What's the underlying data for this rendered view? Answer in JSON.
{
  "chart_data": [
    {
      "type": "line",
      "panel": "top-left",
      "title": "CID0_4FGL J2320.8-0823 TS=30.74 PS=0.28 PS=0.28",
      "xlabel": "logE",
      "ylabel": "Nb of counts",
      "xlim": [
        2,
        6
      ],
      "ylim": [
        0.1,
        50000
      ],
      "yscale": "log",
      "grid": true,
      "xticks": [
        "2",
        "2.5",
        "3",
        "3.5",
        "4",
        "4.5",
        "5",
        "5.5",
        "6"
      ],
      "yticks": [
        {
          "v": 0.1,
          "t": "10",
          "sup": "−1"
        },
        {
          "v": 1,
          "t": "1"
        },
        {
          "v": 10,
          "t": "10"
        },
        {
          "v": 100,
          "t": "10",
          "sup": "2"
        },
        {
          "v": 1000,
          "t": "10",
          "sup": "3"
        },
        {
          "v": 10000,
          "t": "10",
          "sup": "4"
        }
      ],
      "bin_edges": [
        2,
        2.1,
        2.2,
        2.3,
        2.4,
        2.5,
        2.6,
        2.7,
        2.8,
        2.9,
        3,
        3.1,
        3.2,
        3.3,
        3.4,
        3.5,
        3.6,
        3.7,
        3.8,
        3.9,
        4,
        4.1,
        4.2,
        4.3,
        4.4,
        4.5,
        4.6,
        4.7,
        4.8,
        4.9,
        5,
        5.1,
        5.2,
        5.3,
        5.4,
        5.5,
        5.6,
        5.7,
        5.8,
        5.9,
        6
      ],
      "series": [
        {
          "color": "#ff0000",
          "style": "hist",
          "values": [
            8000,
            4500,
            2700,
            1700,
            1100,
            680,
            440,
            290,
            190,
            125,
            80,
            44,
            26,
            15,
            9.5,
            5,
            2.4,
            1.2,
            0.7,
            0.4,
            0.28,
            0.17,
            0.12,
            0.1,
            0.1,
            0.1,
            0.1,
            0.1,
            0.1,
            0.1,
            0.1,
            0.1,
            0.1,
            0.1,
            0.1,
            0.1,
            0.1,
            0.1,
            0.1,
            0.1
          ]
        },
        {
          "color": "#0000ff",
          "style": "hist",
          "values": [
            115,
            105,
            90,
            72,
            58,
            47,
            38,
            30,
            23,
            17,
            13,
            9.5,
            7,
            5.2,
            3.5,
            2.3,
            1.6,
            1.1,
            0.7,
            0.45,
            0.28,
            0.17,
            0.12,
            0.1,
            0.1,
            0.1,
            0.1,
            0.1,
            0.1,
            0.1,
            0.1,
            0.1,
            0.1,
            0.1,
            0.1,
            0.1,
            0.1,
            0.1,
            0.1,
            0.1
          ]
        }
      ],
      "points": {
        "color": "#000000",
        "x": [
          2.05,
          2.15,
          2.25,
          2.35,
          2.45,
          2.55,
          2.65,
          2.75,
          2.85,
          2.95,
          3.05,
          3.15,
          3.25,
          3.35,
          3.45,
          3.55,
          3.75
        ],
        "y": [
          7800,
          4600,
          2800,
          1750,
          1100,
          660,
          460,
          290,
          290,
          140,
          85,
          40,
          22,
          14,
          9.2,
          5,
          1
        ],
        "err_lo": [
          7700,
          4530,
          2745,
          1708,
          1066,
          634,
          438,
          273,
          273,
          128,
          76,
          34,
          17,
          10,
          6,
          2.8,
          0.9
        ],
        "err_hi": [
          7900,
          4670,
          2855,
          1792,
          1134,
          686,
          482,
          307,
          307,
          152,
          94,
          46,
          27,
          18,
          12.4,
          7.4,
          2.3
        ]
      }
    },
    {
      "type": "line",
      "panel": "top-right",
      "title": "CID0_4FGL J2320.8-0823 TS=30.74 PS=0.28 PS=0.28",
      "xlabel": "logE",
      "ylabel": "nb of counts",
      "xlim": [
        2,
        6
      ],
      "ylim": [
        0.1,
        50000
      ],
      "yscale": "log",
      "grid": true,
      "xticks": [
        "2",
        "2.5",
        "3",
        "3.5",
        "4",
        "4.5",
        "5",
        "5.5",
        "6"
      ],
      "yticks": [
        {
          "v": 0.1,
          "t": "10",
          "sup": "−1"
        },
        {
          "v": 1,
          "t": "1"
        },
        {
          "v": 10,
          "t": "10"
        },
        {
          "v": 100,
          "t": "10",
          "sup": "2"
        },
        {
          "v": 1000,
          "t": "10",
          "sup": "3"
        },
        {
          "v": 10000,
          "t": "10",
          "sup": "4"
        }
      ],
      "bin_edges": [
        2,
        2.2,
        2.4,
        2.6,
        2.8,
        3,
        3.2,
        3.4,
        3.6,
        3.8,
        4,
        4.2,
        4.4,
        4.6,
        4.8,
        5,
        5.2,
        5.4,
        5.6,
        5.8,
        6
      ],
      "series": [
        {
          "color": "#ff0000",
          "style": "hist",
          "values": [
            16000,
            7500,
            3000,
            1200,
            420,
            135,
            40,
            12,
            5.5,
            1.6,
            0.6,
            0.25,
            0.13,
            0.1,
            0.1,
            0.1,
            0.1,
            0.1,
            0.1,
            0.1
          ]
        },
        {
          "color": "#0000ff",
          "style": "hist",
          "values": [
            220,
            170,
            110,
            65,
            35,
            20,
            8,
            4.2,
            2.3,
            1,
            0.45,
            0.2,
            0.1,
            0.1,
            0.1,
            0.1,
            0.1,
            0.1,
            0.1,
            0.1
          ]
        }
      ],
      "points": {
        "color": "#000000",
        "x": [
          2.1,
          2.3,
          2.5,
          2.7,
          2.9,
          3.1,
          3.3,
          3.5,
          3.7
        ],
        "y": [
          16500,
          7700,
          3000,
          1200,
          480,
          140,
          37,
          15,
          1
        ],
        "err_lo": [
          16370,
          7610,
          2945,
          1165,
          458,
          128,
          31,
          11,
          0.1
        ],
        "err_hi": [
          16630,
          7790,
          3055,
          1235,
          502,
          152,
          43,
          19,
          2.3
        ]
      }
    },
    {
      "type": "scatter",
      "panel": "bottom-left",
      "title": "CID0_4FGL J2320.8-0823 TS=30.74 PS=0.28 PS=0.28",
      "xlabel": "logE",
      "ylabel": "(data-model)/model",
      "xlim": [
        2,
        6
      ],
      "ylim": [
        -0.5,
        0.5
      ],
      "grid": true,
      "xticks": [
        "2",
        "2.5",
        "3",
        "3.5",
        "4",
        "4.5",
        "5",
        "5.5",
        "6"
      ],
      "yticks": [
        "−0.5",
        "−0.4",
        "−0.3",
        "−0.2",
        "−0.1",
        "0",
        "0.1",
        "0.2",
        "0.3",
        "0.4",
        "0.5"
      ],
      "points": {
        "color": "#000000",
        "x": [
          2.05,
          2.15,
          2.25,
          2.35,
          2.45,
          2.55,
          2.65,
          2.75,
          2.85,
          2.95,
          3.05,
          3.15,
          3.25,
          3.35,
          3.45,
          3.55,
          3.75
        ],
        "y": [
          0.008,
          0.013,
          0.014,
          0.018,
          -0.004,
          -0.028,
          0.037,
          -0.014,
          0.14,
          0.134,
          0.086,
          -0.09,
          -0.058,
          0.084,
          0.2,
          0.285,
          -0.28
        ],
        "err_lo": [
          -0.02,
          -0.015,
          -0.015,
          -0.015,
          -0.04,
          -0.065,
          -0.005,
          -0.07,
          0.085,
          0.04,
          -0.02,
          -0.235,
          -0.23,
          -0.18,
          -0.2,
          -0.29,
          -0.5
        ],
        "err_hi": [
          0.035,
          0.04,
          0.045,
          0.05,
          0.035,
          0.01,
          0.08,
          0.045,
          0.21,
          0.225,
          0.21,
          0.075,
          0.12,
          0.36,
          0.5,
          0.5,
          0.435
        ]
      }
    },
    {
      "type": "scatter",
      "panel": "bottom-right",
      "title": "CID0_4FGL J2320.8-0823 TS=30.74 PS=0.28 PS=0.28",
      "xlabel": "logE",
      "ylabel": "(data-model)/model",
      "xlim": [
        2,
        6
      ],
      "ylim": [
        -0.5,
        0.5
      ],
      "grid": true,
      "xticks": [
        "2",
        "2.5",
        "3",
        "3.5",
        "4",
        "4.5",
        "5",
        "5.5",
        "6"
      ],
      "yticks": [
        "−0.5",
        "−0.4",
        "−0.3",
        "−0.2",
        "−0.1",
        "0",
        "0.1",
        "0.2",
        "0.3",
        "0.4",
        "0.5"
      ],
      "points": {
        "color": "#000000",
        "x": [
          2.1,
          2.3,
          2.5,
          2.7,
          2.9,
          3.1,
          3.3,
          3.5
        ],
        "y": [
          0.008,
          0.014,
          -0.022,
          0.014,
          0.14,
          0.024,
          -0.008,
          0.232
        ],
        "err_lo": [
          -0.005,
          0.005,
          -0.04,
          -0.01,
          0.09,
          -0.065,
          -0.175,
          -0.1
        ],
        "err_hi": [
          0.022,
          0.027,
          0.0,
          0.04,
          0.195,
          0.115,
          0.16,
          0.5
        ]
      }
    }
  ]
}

____________

* [What you should do]
Exactly how many lines of the listing above contain the string "ylabel"? Give no more than the number.

* [Answer in full]
4